### Input for this task
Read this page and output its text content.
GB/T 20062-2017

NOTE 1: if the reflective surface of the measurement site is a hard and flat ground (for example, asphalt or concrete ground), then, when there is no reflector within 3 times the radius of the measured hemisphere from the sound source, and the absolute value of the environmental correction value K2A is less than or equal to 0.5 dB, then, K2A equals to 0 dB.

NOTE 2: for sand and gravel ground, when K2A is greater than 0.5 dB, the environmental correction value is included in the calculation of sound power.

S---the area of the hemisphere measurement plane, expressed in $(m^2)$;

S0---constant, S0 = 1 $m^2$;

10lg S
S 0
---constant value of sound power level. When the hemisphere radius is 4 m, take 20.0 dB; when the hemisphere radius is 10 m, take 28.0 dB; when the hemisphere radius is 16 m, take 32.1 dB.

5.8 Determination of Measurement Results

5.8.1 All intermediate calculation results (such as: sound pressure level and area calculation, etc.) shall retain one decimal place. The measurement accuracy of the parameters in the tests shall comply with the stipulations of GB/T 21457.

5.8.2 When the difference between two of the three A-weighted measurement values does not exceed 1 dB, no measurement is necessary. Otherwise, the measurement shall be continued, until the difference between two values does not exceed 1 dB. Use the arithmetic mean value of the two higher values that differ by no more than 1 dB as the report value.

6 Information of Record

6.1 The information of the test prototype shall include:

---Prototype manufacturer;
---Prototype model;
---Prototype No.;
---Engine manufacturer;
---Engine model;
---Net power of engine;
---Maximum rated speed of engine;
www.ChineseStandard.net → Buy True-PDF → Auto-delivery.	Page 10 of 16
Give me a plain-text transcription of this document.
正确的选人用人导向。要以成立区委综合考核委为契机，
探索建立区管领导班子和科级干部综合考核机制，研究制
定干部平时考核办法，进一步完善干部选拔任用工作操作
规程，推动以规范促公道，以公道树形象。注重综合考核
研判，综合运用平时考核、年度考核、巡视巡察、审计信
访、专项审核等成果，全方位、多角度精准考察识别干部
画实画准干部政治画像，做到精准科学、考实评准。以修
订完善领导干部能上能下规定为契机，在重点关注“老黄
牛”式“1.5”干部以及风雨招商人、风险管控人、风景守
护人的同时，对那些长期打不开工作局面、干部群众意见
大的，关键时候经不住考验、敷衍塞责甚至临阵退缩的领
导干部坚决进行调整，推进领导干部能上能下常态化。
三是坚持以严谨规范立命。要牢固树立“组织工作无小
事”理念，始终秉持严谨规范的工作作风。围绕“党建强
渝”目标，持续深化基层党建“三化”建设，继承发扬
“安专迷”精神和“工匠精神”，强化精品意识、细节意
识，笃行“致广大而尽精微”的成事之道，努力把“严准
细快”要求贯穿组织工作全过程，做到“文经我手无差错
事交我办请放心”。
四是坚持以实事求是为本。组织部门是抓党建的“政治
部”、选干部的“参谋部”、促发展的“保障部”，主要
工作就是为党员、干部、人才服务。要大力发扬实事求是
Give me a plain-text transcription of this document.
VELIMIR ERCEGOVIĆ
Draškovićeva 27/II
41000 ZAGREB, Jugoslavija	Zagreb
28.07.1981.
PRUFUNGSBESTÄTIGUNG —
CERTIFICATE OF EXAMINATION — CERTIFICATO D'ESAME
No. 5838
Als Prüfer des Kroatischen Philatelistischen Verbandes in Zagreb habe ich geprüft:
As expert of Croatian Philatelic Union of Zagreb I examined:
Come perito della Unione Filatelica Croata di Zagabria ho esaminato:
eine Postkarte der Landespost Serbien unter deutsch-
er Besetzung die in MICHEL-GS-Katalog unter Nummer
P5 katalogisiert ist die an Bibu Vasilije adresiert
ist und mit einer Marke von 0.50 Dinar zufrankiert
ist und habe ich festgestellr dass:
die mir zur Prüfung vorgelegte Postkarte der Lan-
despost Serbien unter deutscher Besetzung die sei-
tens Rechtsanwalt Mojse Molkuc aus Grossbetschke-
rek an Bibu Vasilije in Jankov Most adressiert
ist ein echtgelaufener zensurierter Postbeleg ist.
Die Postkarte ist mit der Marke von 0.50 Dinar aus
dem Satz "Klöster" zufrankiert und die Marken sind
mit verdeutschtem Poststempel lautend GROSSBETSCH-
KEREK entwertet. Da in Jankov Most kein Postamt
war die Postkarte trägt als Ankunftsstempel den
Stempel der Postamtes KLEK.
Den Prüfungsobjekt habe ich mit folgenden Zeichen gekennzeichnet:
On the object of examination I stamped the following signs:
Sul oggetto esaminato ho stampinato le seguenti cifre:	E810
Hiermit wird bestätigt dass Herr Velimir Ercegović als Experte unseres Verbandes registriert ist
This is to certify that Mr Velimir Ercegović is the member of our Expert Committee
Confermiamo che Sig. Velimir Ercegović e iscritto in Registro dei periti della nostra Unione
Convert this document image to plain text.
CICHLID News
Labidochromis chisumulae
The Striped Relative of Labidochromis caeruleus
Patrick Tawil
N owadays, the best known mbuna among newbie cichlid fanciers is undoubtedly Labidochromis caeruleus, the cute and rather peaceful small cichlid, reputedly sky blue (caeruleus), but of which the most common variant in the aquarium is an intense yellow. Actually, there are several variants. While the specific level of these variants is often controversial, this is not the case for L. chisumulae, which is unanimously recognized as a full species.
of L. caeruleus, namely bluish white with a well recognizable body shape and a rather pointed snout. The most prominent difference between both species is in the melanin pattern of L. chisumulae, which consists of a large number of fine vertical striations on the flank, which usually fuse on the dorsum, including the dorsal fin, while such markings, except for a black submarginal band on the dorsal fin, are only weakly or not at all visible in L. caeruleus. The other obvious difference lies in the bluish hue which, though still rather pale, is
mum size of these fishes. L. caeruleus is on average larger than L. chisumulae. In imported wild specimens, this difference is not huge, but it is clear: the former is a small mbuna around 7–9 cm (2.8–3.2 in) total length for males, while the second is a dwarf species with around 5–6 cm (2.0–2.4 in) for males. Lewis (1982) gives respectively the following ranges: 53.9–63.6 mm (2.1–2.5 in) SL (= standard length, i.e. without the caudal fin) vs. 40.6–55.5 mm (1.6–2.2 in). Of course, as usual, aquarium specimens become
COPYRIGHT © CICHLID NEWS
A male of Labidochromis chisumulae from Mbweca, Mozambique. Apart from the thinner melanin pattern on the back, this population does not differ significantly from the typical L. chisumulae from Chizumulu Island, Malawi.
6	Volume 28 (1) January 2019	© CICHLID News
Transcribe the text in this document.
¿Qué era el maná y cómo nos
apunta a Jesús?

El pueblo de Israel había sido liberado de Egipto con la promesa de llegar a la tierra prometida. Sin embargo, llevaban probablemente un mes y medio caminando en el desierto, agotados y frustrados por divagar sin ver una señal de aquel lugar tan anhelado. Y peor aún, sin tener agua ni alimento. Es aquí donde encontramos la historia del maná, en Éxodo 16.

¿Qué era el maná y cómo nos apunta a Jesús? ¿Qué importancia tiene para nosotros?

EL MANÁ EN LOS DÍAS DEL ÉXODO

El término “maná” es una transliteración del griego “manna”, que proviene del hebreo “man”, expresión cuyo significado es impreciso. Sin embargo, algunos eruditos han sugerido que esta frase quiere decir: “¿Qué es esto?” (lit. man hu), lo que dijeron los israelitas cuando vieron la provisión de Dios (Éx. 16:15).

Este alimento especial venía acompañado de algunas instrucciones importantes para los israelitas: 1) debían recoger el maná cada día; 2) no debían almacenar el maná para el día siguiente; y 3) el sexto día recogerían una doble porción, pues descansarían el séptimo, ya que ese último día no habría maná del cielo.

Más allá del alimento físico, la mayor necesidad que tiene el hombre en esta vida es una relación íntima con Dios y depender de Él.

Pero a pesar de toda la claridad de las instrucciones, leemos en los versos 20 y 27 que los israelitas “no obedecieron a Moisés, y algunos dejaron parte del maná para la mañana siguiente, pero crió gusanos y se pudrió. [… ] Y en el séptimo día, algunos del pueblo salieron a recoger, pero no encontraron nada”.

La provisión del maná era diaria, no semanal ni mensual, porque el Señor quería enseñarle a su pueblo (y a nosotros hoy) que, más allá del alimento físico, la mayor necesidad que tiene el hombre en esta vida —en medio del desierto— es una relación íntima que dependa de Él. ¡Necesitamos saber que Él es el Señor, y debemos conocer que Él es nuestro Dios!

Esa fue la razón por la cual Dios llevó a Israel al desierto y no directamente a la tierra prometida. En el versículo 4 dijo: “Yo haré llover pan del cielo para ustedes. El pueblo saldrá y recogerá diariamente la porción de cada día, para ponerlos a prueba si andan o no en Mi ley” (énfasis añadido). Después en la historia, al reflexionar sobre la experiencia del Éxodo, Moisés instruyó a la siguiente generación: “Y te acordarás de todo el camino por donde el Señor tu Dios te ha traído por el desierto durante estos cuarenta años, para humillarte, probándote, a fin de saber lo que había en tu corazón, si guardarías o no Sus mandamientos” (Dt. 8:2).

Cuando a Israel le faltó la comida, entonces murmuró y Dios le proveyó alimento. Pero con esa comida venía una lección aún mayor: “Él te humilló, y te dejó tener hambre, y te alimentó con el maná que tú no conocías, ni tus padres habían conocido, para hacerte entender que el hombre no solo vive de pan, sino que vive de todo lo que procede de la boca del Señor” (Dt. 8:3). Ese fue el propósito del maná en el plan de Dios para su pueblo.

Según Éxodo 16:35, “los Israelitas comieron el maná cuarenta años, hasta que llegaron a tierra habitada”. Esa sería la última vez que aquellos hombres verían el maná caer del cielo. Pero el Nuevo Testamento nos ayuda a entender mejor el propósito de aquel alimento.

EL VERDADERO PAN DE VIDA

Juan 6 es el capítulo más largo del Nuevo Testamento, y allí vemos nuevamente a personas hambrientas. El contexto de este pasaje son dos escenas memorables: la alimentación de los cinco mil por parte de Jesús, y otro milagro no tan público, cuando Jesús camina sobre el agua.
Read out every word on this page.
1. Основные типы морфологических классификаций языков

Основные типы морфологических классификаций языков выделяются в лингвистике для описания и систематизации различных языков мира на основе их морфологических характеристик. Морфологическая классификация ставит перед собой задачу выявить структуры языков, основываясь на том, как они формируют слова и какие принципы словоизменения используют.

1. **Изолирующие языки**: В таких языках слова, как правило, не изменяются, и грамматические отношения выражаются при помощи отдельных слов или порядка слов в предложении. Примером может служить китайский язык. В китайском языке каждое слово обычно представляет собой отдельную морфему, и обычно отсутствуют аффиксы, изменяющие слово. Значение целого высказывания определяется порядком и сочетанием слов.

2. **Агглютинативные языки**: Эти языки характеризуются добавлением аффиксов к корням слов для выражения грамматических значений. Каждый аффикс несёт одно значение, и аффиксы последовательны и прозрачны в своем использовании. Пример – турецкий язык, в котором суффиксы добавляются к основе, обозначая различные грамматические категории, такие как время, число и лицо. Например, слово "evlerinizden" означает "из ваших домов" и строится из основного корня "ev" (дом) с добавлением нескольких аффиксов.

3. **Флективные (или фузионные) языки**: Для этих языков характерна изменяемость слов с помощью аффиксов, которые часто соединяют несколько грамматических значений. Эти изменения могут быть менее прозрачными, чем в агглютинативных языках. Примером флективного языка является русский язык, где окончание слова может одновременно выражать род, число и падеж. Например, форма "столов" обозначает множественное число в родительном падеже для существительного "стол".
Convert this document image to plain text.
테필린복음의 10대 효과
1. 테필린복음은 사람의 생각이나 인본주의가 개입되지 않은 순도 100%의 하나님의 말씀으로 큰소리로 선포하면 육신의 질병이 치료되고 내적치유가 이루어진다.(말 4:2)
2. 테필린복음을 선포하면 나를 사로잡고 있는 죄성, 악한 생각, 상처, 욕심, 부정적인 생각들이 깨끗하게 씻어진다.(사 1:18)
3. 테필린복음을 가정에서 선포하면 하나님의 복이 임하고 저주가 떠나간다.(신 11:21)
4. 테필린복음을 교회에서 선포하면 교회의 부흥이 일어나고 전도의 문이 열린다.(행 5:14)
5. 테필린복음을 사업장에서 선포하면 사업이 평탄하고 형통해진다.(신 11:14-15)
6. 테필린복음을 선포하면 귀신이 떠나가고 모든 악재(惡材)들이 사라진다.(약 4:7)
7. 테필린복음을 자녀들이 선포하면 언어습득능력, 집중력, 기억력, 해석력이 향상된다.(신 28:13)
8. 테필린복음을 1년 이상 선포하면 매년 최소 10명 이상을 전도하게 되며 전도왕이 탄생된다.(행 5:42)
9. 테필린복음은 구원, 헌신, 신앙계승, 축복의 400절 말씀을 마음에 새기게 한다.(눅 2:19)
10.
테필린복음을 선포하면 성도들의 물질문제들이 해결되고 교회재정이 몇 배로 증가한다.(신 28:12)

### Exercise task
Counting only lines of the data above that hold "della", report the total and nothing else.

### Task output
2